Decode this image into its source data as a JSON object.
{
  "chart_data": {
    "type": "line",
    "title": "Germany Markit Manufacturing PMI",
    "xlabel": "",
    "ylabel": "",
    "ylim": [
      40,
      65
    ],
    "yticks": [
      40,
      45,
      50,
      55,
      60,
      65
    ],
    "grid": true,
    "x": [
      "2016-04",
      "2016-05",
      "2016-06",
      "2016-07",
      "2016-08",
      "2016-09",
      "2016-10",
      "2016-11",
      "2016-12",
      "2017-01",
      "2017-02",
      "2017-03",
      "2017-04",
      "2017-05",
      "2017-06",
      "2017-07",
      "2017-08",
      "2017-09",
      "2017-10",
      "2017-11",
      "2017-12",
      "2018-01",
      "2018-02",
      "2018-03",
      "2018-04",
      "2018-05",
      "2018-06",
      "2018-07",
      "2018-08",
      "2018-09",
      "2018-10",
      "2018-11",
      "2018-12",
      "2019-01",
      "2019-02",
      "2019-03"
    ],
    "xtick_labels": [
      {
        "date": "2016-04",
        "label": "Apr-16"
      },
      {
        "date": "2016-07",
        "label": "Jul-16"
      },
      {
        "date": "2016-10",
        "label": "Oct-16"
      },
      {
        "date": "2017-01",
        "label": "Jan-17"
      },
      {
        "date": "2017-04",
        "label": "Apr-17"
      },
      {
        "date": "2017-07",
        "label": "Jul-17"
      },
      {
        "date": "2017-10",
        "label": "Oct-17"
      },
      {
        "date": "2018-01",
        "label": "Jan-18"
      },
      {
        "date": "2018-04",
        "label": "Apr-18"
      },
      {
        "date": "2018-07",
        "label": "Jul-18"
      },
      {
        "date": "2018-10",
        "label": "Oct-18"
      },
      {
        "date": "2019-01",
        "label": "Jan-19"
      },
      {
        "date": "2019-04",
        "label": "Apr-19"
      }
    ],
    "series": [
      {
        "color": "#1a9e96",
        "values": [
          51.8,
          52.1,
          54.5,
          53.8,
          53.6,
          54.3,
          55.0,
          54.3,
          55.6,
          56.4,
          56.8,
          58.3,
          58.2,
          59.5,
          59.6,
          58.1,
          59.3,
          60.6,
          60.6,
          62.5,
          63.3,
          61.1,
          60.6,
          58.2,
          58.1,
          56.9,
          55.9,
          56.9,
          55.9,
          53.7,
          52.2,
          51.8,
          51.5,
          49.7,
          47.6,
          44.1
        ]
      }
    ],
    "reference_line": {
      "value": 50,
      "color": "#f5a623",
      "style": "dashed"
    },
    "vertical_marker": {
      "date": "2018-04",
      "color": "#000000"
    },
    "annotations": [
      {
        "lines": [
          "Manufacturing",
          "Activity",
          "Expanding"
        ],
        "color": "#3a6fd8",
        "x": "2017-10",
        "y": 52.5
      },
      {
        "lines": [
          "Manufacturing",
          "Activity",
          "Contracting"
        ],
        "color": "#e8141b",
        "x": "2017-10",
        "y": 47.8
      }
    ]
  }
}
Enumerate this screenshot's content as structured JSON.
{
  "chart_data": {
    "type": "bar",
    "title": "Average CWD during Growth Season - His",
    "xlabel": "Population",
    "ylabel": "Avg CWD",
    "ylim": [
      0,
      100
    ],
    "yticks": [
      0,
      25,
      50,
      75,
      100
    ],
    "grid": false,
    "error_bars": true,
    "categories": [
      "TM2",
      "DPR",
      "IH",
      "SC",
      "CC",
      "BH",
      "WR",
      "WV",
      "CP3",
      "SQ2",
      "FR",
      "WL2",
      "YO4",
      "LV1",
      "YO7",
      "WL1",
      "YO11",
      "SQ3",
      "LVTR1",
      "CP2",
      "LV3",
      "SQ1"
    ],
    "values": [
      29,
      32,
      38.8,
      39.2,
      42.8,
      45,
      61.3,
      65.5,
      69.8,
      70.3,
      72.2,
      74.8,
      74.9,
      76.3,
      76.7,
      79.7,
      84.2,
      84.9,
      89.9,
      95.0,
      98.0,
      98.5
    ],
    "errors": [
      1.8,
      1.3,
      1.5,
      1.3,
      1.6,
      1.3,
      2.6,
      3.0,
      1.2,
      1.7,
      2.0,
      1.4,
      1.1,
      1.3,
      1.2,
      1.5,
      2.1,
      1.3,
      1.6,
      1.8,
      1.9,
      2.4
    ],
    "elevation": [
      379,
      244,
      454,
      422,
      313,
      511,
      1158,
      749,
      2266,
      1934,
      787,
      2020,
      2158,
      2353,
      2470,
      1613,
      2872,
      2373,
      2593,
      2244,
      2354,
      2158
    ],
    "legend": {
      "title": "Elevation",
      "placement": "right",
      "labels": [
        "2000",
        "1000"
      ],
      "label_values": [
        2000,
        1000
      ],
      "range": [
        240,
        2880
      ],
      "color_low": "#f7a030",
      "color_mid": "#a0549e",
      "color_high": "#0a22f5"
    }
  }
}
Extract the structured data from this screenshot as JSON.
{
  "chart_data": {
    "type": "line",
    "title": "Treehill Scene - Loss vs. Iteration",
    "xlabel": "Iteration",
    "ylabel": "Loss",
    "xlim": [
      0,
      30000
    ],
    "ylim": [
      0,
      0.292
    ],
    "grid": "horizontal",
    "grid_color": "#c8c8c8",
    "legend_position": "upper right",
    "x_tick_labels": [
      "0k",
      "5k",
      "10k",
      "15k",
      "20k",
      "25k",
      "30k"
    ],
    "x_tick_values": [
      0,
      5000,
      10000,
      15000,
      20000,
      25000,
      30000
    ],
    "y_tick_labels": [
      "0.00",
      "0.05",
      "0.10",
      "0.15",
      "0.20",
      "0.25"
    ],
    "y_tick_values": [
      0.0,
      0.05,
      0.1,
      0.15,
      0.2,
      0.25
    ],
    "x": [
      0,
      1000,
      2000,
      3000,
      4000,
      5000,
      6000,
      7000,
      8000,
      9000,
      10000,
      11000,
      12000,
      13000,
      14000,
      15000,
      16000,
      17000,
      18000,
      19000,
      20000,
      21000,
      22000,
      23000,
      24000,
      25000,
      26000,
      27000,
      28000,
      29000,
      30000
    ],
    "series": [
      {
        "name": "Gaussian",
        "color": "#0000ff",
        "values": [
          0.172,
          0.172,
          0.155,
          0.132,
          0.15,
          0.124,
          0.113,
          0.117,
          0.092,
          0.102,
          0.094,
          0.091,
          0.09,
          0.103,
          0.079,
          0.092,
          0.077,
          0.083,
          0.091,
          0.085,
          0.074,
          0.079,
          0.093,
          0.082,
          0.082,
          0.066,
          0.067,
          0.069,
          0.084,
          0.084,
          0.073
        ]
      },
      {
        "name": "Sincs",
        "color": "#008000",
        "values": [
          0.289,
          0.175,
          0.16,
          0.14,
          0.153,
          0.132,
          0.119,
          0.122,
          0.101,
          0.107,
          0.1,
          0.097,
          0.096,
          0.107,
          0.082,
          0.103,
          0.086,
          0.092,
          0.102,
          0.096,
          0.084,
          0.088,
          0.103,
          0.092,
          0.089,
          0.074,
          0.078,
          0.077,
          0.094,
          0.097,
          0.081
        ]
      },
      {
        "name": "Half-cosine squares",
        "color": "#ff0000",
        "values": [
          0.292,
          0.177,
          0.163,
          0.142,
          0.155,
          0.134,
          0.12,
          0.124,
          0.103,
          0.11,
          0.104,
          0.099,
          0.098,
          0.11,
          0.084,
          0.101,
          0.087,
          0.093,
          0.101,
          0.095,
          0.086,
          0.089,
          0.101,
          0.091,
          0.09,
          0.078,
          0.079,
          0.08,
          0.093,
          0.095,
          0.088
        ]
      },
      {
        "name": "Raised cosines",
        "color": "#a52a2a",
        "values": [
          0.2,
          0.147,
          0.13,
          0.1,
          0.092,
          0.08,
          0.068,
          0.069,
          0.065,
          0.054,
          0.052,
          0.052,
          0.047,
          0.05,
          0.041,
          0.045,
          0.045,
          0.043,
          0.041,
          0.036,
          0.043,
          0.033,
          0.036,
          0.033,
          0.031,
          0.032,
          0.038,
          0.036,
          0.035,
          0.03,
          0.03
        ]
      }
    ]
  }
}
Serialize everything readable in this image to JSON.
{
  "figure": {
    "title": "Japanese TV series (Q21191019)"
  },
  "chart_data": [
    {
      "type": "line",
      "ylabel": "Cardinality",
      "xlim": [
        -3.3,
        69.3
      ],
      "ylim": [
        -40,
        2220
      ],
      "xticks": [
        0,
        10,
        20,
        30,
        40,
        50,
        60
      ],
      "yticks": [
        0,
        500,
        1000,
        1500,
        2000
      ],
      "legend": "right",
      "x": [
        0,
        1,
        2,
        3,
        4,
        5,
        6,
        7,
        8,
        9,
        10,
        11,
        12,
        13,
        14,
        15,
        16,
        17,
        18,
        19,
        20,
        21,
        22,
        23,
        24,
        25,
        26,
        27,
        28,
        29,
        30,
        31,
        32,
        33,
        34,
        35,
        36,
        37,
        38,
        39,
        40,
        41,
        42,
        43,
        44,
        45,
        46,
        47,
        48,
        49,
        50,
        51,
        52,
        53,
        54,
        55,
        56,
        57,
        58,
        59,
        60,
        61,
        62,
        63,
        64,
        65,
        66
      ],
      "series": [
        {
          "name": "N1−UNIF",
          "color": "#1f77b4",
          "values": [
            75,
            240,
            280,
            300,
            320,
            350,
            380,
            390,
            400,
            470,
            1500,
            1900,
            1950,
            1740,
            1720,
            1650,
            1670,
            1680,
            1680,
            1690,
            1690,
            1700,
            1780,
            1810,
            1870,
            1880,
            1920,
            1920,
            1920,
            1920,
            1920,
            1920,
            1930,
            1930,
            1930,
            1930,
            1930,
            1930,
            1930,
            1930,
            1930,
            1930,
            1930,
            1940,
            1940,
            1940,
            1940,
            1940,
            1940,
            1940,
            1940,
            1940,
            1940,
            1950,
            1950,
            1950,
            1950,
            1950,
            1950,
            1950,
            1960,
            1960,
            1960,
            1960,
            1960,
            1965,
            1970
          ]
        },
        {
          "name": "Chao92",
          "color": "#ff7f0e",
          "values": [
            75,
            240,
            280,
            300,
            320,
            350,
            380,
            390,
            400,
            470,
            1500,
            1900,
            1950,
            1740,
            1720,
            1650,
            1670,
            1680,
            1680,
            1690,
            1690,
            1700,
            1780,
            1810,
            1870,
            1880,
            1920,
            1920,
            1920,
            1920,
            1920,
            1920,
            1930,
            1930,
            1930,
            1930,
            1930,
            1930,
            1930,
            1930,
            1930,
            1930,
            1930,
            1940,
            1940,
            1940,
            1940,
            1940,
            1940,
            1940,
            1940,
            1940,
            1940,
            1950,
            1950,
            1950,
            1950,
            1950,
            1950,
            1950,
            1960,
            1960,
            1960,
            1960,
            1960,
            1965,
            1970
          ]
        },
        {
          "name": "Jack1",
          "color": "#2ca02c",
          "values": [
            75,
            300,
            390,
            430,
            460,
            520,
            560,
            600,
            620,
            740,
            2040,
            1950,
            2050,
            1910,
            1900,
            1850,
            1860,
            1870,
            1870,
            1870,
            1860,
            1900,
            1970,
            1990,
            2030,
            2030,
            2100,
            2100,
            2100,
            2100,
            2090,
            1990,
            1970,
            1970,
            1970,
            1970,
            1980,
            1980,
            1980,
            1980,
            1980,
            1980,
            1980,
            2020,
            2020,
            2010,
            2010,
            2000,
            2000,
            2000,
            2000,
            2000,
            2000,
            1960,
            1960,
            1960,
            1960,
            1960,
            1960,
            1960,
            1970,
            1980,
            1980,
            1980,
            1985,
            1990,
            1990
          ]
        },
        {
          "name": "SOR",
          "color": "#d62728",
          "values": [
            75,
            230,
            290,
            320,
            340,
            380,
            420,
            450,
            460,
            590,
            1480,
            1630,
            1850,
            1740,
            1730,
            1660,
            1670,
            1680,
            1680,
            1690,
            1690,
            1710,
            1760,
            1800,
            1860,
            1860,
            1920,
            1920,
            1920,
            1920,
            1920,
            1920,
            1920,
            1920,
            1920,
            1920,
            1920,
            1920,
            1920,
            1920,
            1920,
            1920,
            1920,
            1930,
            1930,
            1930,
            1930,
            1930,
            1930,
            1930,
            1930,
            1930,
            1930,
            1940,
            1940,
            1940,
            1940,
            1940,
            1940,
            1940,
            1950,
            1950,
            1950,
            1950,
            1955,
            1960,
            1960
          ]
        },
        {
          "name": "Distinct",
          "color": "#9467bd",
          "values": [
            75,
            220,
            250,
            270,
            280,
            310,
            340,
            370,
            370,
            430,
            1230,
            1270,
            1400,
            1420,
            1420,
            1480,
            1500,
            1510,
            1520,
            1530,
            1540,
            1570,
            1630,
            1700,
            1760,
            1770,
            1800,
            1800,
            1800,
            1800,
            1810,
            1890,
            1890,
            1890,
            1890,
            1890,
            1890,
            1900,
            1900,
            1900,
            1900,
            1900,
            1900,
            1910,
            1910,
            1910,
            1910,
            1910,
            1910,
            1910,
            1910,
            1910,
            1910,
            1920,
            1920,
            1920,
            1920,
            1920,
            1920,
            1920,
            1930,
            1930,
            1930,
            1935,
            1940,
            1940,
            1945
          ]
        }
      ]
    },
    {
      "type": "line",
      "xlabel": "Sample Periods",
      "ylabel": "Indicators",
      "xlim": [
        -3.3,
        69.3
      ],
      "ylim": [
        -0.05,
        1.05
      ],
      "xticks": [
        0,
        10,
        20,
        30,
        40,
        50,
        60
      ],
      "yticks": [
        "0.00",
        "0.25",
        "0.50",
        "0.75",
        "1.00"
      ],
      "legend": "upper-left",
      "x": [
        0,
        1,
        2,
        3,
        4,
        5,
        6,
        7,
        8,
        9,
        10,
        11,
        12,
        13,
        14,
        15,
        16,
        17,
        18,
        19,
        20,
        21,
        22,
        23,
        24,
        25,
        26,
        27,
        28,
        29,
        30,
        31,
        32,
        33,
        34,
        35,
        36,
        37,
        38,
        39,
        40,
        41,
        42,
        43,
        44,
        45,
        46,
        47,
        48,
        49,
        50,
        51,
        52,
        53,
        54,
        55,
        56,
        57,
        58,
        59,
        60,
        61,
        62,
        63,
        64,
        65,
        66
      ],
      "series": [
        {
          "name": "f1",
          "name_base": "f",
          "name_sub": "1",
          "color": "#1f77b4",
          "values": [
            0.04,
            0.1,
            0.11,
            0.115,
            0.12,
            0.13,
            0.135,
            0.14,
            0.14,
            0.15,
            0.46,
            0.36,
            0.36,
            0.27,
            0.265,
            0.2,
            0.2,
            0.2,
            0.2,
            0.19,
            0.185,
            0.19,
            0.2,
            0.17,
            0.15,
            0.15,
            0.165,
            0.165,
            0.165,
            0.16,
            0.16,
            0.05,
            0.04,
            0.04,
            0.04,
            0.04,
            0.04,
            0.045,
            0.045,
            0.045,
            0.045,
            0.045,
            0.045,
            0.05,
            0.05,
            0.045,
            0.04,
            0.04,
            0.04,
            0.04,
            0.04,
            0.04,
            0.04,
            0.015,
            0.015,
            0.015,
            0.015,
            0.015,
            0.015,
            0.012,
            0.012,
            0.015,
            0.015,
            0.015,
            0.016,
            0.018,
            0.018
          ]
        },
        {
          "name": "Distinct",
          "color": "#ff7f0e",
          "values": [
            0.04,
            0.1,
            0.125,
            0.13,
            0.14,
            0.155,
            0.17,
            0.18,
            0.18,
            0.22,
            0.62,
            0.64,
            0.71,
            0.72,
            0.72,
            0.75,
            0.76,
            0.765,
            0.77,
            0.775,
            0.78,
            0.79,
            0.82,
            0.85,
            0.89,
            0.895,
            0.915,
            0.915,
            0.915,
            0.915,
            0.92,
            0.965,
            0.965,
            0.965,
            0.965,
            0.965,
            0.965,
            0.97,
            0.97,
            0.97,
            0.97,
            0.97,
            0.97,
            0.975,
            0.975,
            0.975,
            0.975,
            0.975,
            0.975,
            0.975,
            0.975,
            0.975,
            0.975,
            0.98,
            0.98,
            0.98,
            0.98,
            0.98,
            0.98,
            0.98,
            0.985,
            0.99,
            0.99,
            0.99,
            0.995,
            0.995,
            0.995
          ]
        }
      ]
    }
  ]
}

**What the task requires**
In the entries above, identify every line with the word "title". Copy those lines.

**Final result**
    "title": "Germany Markit Manufacturing PMI",
    "title": "Average CWD during Growth Season - His",
      "title": "Elevation",
    "title": "Treehill Scene - Loss vs. Iteration",
    "title": "Japanese TV series (Q21191019)"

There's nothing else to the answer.